======== Records supplied ========

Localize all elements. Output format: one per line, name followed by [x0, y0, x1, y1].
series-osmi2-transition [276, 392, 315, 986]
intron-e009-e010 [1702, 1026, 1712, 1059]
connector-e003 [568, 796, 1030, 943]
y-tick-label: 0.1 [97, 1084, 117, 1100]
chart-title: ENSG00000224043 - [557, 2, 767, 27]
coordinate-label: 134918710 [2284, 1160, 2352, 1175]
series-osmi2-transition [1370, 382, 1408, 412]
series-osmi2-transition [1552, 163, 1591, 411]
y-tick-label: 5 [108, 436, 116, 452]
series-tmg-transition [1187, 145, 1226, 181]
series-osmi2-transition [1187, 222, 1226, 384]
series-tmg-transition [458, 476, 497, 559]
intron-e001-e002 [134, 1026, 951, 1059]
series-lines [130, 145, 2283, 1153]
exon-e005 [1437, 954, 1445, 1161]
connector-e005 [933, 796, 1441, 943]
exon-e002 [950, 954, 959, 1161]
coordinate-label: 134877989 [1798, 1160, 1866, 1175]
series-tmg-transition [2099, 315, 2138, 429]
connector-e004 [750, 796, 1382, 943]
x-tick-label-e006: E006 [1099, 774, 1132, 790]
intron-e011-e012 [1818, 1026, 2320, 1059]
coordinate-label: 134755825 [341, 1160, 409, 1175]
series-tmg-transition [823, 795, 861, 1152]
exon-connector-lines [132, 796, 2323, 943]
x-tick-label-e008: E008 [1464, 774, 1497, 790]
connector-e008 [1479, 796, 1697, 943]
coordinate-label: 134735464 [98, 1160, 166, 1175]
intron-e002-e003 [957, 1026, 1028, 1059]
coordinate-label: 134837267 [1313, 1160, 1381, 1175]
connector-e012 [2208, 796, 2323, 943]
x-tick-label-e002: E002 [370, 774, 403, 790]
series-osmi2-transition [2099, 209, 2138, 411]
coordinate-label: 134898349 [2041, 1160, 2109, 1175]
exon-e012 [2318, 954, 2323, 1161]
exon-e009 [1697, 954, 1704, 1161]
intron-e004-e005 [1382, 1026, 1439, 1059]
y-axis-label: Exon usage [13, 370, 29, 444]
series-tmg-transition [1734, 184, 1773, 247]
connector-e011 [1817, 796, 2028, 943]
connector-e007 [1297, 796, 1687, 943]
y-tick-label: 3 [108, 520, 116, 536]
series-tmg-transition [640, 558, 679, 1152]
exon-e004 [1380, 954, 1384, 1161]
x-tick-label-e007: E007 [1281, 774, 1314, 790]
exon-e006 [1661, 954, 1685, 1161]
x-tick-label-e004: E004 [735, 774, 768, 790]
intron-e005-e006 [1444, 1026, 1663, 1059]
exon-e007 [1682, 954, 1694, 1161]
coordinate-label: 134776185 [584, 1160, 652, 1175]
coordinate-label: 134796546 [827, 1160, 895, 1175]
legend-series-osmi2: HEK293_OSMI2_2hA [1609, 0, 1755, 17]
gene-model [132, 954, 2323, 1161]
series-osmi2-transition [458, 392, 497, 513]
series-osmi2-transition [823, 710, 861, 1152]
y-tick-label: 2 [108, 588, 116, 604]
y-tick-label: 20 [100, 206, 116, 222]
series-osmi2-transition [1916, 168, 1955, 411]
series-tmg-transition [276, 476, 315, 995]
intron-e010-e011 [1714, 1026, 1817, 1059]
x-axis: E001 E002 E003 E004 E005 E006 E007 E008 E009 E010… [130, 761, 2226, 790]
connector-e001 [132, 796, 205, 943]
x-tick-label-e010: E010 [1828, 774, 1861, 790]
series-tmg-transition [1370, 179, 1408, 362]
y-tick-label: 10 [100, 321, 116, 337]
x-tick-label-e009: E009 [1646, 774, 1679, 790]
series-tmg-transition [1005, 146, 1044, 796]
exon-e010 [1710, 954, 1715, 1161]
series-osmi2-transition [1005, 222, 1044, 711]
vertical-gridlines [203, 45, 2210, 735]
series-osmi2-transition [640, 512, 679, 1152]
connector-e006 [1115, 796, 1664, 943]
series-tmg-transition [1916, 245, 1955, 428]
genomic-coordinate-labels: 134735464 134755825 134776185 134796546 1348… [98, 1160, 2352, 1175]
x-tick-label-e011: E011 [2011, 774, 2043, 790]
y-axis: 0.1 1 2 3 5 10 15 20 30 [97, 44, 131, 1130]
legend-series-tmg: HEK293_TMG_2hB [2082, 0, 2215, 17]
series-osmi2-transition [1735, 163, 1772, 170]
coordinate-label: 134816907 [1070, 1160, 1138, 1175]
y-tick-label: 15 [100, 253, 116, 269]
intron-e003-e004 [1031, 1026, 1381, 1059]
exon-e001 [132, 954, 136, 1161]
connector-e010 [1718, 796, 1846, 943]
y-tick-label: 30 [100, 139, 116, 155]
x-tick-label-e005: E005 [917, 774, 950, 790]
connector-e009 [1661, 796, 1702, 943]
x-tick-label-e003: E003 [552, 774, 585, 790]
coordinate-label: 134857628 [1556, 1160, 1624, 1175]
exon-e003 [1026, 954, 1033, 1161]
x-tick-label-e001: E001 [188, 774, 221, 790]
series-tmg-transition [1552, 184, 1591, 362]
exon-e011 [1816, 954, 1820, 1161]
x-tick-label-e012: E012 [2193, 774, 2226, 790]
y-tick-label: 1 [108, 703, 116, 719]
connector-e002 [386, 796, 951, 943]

========

Copy all the entries verbatim.

## Result below
Localize all elements. Output format: one per line, name followed by [x0, y0, x1, y1].
series-osmi2-transition [276, 392, 315, 986]
intron-e009-e010 [1702, 1026, 1712, 1059]
connector-e003 [568, 796, 1030, 943]
y-tick-label: 0.1 [97, 1084, 117, 1100]
chart-title: ENSG00000224043 - [557, 2, 767, 27]
coordinate-label: 134918710 [2284, 1160, 2352, 1175]
series-osmi2-transition [1370, 382, 1408, 412]
series-osmi2-transition [1552, 163, 1591, 411]
y-tick-label: 5 [108, 436, 116, 452]
series-tmg-transition [1187, 145, 1226, 181]
series-osmi2-transition [1187, 222, 1226, 384]
series-tmg-transition [458, 476, 497, 559]
intron-e001-e002 [134, 1026, 951, 1059]
series-lines [130, 145, 2283, 1153]
exon-e005 [1437, 954, 1445, 1161]
connector-e005 [933, 796, 1441, 943]
exon-e002 [950, 954, 959, 1161]
coordinate-label: 134877989 [1798, 1160, 1866, 1175]
series-tmg-transition [2099, 315, 2138, 429]
connector-e004 [750, 796, 1382, 943]
x-tick-label-e006: E006 [1099, 774, 1132, 790]
intron-e011-e012 [1818, 1026, 2320, 1059]
coordinate-label: 134755825 [341, 1160, 409, 1175]
series-tmg-transition [823, 795, 861, 1152]
exon-connector-lines [132, 796, 2323, 943]
x-tick-label-e008: E008 [1464, 774, 1497, 790]
connector-e008 [1479, 796, 1697, 943]
coordinate-label: 134735464 [98, 1160, 166, 1175]
intron-e002-e003 [957, 1026, 1028, 1059]
coordinate-label: 134837267 [1313, 1160, 1381, 1175]
connector-e012 [2208, 796, 2323, 943]
x-tick-label-e002: E002 [370, 774, 403, 790]
series-osmi2-transition [2099, 209, 2138, 411]
coordinate-label: 134898349 [2041, 1160, 2109, 1175]
exon-e012 [2318, 954, 2323, 1161]
exon-e009 [1697, 954, 1704, 1161]
intron-e004-e005 [1382, 1026, 1439, 1059]
y-axis-label: Exon usage [13, 370, 29, 444]
series-tmg-transition [1734, 184, 1773, 247]
connector-e011 [1817, 796, 2028, 943]
connector-e007 [1297, 796, 1687, 943]
y-tick-label: 3 [108, 520, 116, 536]
series-tmg-transition [640, 558, 679, 1152]
exon-e004 [1380, 954, 1384, 1161]
x-tick-label-e007: E007 [1281, 774, 1314, 790]
exon-e006 [1661, 954, 1685, 1161]
x-tick-label-e004: E004 [735, 774, 768, 790]
intron-e005-e006 [1444, 1026, 1663, 1059]
exon-e007 [1682, 954, 1694, 1161]
coordinate-label: 134776185 [584, 1160, 652, 1175]
coordinate-label: 134796546 [827, 1160, 895, 1175]
legend-series-osmi2: HEK293_OSMI2_2hA [1609, 0, 1755, 17]
gene-model [132, 954, 2323, 1161]
series-osmi2-transition [458, 392, 497, 513]
series-osmi2-transition [823, 710, 861, 1152]
y-tick-label: 2 [108, 588, 116, 604]
y-tick-label: 20 [100, 206, 116, 222]
series-osmi2-transition [1916, 168, 1955, 411]
series-tmg-transition [276, 476, 315, 995]
intron-e010-e011 [1714, 1026, 1817, 1059]
x-axis: E001 E002 E003 E004 E005 E006 E007 E008 E009 E010… [130, 761, 2226, 790]
connector-e001 [132, 796, 205, 943]
x-tick-label-e010: E010 [1828, 774, 1861, 790]
series-tmg-transition [1370, 179, 1408, 362]
y-tick-label: 10 [100, 321, 116, 337]
x-tick-label-e009: E009 [1646, 774, 1679, 790]
series-tmg-transition [1005, 146, 1044, 796]
exon-e010 [1710, 954, 1715, 1161]
series-osmi2-transition [1005, 222, 1044, 711]
vertical-gridlines [203, 45, 2210, 735]
series-osmi2-transition [640, 512, 679, 1152]
connector-e006 [1115, 796, 1664, 943]
series-tmg-transition [1916, 245, 1955, 428]
genomic-coordinate-labels: 134735464 134755825 134776185 134796546 1348… [98, 1160, 2352, 1175]
x-tick-label-e011: E011 [2011, 774, 2043, 790]
y-axis: 0.1 1 2 3 5 10 15 20 30 [97, 44, 131, 1130]
legend-series-tmg: HEK293_TMG_2hB [2082, 0, 2215, 17]
series-osmi2-transition [1735, 163, 1772, 170]
coordinate-label: 134816907 [1070, 1160, 1138, 1175]
y-tick-label: 15 [100, 253, 116, 269]
intron-e003-e004 [1031, 1026, 1381, 1059]
exon-e001 [132, 954, 136, 1161]
connector-e010 [1718, 796, 1846, 943]
y-tick-label: 30 [100, 139, 116, 155]
x-tick-label-e005: E005 [917, 774, 950, 790]
connector-e009 [1661, 796, 1702, 943]
x-tick-label-e003: E003 [552, 774, 585, 790]
coordinate-label: 134857628 [1556, 1160, 1624, 1175]
exon-e003 [1026, 954, 1033, 1161]
x-tick-label-e001: E001 [188, 774, 221, 790]
series-tmg-transition [1552, 184, 1591, 362]
exon-e011 [1816, 954, 1820, 1161]
x-tick-label-e012: E012 [2193, 774, 2226, 790]
y-tick-label: 1 [108, 703, 116, 719]
connector-e002 [386, 796, 951, 943]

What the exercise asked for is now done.